Task prompt: Scan the following material for the string "MunafaSutra" and copy each line in which it appears.

Provided material:
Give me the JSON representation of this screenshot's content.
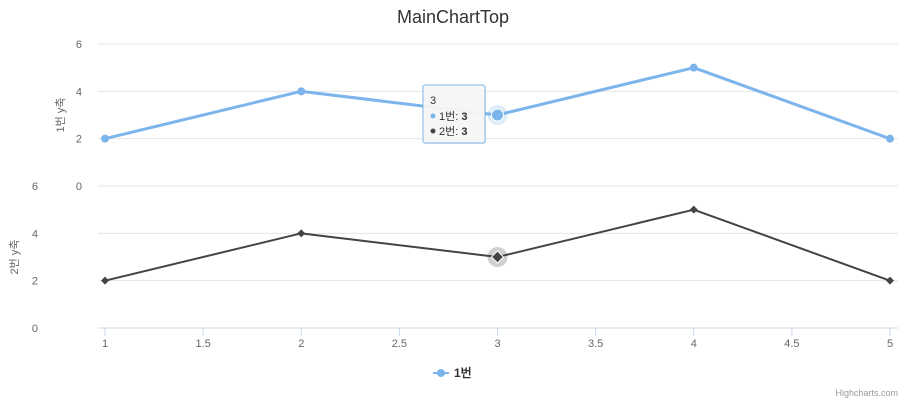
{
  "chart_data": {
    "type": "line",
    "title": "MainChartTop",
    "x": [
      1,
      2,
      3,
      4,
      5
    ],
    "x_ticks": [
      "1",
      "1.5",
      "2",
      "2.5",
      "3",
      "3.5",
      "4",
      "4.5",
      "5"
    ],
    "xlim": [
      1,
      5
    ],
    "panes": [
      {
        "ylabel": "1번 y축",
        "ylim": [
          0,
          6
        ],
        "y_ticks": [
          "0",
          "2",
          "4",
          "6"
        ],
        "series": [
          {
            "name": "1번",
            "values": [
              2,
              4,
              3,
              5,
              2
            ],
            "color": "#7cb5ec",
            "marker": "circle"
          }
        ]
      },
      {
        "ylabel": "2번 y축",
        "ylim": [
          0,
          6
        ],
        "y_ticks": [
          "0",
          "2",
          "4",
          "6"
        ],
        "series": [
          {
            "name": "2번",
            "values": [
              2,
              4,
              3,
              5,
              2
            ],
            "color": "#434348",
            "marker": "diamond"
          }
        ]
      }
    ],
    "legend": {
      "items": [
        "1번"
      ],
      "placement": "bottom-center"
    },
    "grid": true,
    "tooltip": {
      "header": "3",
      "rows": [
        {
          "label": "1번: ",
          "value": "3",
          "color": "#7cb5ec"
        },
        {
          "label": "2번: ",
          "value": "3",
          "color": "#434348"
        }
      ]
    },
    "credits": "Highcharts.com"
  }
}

...

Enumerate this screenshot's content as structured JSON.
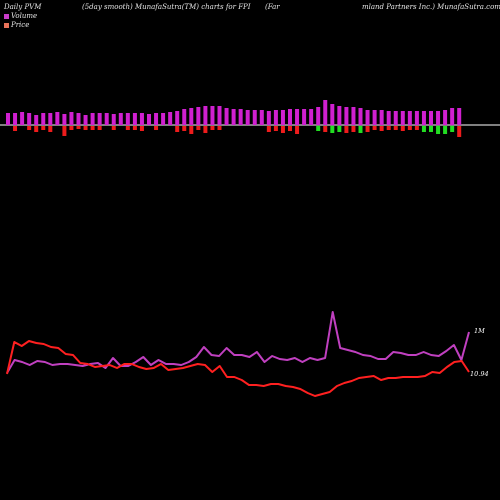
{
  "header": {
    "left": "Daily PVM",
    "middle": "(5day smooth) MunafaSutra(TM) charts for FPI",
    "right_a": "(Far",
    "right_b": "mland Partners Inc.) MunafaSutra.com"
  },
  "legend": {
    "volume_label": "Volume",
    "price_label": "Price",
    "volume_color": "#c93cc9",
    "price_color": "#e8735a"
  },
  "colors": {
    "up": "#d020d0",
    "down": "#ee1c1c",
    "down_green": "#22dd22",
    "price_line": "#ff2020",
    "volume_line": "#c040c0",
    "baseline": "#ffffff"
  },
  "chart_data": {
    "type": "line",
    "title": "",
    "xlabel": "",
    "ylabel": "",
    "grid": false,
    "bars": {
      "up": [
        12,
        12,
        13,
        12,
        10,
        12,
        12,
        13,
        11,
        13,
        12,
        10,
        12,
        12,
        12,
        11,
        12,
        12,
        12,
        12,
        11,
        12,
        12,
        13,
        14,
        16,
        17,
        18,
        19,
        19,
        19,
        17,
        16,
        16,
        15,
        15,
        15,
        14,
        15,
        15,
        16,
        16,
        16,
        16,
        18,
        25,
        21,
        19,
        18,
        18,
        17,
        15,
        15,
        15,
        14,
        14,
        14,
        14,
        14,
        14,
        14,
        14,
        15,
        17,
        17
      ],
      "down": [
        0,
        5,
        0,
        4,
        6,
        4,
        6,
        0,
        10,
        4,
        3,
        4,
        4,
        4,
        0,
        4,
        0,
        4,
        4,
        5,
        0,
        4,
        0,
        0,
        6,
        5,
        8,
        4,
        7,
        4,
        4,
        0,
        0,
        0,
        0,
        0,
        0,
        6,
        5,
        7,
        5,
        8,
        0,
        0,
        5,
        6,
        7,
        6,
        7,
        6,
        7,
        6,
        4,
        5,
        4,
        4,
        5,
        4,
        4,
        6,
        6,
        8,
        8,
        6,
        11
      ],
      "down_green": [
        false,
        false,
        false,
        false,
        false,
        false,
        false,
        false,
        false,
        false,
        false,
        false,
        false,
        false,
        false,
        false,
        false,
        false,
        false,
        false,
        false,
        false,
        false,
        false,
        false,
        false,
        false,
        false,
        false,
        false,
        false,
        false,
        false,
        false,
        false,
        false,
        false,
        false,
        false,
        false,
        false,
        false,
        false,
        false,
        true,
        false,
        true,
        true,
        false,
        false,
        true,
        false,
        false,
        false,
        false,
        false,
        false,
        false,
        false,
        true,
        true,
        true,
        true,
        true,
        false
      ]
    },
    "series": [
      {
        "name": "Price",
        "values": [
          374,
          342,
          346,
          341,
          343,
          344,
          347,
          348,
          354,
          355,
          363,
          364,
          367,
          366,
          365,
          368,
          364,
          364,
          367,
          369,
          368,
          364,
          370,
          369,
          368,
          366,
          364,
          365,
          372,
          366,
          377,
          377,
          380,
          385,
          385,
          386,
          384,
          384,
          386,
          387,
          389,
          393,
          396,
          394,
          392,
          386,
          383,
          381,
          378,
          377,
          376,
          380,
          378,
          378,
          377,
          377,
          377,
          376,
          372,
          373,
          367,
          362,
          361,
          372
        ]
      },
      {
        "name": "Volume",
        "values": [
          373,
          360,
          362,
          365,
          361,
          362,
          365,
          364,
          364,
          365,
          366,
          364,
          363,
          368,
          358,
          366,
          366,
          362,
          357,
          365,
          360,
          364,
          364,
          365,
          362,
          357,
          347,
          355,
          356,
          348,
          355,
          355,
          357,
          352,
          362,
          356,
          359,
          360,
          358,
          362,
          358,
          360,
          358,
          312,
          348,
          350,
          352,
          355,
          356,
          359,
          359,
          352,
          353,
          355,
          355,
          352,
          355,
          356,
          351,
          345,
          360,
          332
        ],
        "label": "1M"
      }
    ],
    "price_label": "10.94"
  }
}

Output for this task:
    "middle": "(5day smooth) MunafaSutra(TM) charts for FPI",
    "right_b": "mland Partners Inc.) MunafaSutra.com"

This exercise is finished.